• What you should do
Exactly repeat the full listing that follows.
:: Material for this task
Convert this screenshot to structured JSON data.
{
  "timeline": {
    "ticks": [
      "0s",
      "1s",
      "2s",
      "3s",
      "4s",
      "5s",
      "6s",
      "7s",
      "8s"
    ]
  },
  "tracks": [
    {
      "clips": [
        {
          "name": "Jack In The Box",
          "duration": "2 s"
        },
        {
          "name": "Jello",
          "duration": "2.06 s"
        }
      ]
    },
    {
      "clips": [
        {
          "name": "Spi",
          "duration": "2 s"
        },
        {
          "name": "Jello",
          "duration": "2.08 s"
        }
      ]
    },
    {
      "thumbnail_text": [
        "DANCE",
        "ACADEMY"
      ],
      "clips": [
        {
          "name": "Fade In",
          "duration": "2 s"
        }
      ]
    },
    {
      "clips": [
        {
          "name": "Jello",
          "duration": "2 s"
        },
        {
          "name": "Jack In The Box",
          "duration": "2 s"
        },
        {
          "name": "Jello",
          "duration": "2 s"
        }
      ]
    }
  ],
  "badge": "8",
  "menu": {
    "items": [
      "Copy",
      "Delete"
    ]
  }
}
::::
• Response for this exercise
Convert this screenshot to structured JSON data.
{
  "timeline": {
    "ticks": [
      "0s",
      "1s",
      "2s",
      "3s",
      "4s",
      "5s",
      "6s",
      "7s",
      "8s"
    ]
  },
  "tracks": [
    {
      "clips": [
        {
          "name": "Jack In The Box",
          "duration": "2 s"
        },
        {
          "name": "Jello",
          "duration": "2.06 s"
        }
      ]
    },
    {
      "clips": [
        {
          "name": "Spi",
          "duration": "2 s"
        },
        {
          "name": "Jello",
          "duration": "2.08 s"
        }
      ]
    },
    {
      "thumbnail_text": [
        "DANCE",
        "ACADEMY"
      ],
      "clips": [
        {
          "name": "Fade In",
          "duration": "2 s"
        }
      ]
    },
    {
      "clips": [
        {
          "name": "Jello",
          "duration": "2 s"
        },
        {
          "name": "Jack In The Box",
          "duration": "2 s"
        },
        {
          "name": "Jello",
          "duration": "2 s"
        }
      ]
    }
  ],
  "badge": "8",
  "menu": {
    "items": [
      "Copy",
      "Delete"
    ]
  }
}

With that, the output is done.